### WHAT IS ASKED
Retype each line exactly. Skip images.

### RECORDS SUPPLIED
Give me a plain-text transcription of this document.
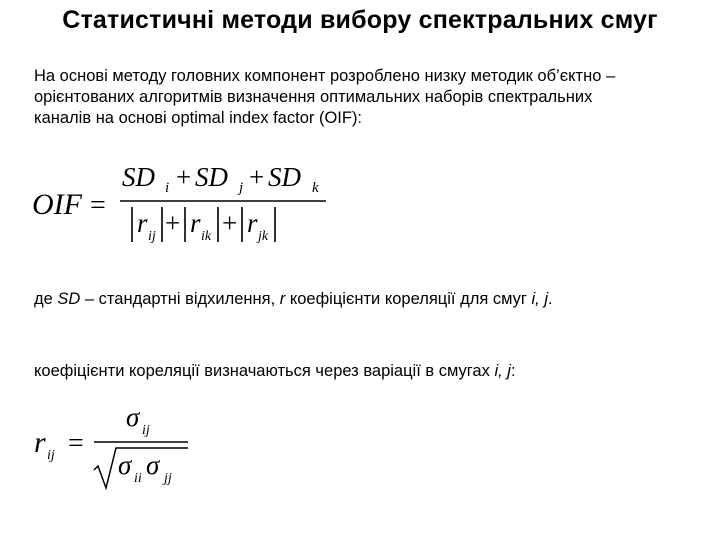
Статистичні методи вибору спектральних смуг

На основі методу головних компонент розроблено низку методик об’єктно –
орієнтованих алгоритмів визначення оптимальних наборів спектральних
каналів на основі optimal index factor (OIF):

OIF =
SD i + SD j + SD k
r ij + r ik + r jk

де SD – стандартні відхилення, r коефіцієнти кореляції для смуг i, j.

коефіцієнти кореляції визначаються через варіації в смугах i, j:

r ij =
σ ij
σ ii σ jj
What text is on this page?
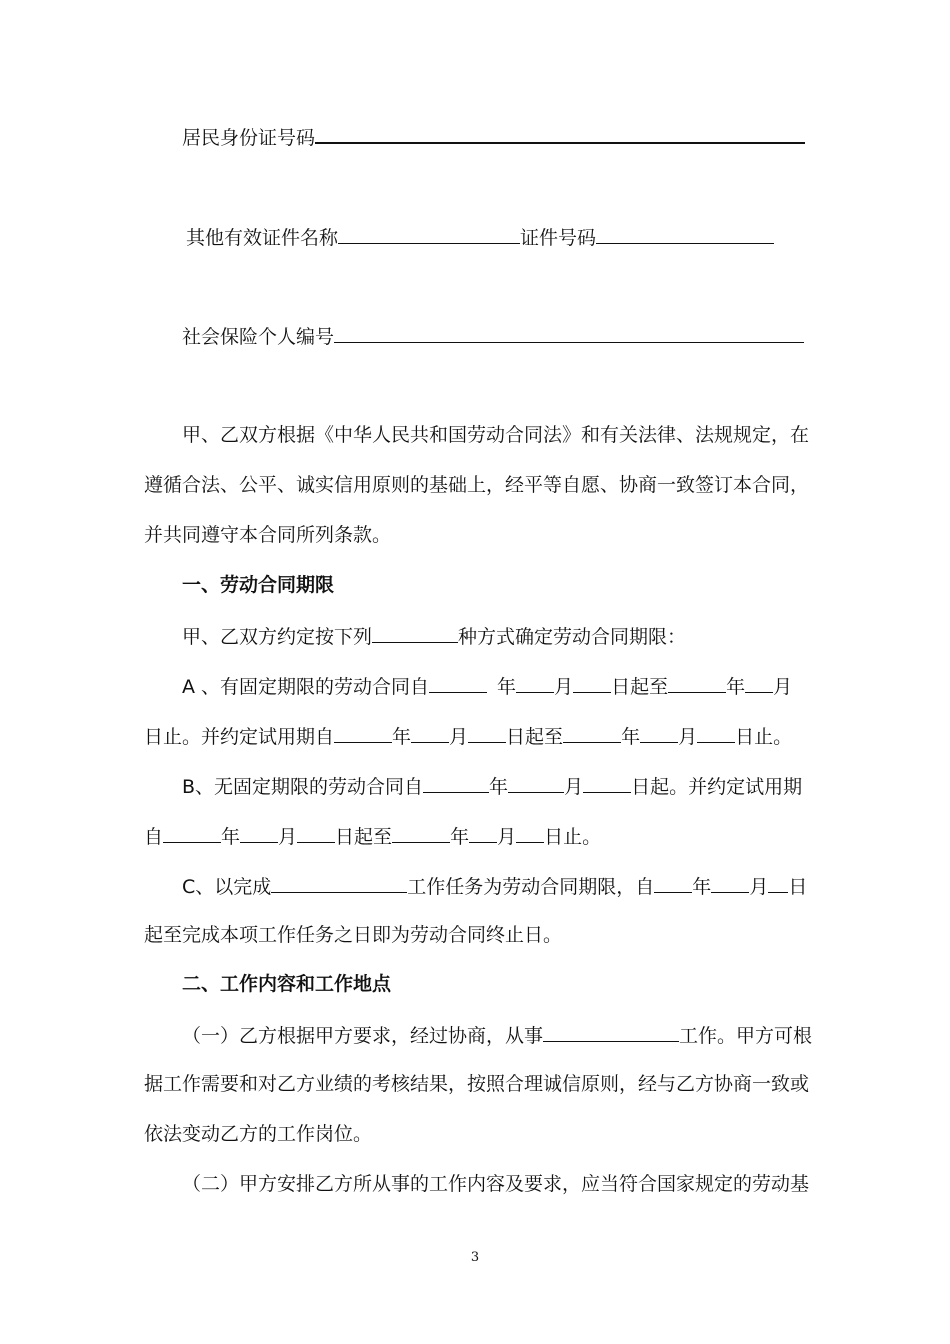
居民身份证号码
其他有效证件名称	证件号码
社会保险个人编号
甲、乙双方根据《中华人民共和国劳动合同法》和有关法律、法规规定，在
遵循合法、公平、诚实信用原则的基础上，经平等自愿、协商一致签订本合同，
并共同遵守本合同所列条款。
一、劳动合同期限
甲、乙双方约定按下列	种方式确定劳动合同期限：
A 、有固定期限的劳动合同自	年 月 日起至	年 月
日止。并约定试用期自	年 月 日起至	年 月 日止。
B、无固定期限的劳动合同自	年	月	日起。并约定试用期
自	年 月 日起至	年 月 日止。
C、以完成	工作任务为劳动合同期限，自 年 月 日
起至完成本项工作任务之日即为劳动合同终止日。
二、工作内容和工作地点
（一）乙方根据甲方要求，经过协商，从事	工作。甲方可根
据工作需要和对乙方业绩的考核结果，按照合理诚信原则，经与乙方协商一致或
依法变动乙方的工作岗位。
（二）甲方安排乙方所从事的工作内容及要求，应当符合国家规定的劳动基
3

### RESULT FOR THIS TASK
Give me a plain-text transcription of this document.
Статистичні методи вибору спектральних смуг

На основі методу головних компонент розроблено низку методик об’єктно –
орієнтованих алгоритмів визначення оптимальних наборів спектральних
каналів на основі optimal index factor (OIF):

OIF =
SD i + SD j + SD k
r ij + r ik + r jk

де SD – стандартні відхилення, r коефіцієнти кореляції для смуг i, j.

коефіцієнти кореляції визначаються через варіації в смугах i, j:

r ij =
σ ij
σ ii σ jj
What text is on this page?
居民身份证号码
其他有效证件名称	证件号码
社会保险个人编号
甲、乙双方根据《中华人民共和国劳动合同法》和有关法律、法规规定，在
遵循合法、公平、诚实信用原则的基础上，经平等自愿、协商一致签订本合同，
并共同遵守本合同所列条款。
一、劳动合同期限
甲、乙双方约定按下列	种方式确定劳动合同期限：
A 、有固定期限的劳动合同自	年 月 日起至	年 月
日止。并约定试用期自	年 月 日起至	年 月 日止。
B、无固定期限的劳动合同自	年	月	日起。并约定试用期
自	年 月 日起至	年 月 日止。
C、以完成	工作任务为劳动合同期限，自 年 月 日
起至完成本项工作任务之日即为劳动合同终止日。
二、工作内容和工作地点
（一）乙方根据甲方要求，经过协商，从事	工作。甲方可根
据工作需要和对乙方业绩的考核结果，按照合理诚信原则，经与乙方协商一致或
依法变动乙方的工作岗位。
（二）甲方安排乙方所从事的工作内容及要求，应当符合国家规定的劳动基
3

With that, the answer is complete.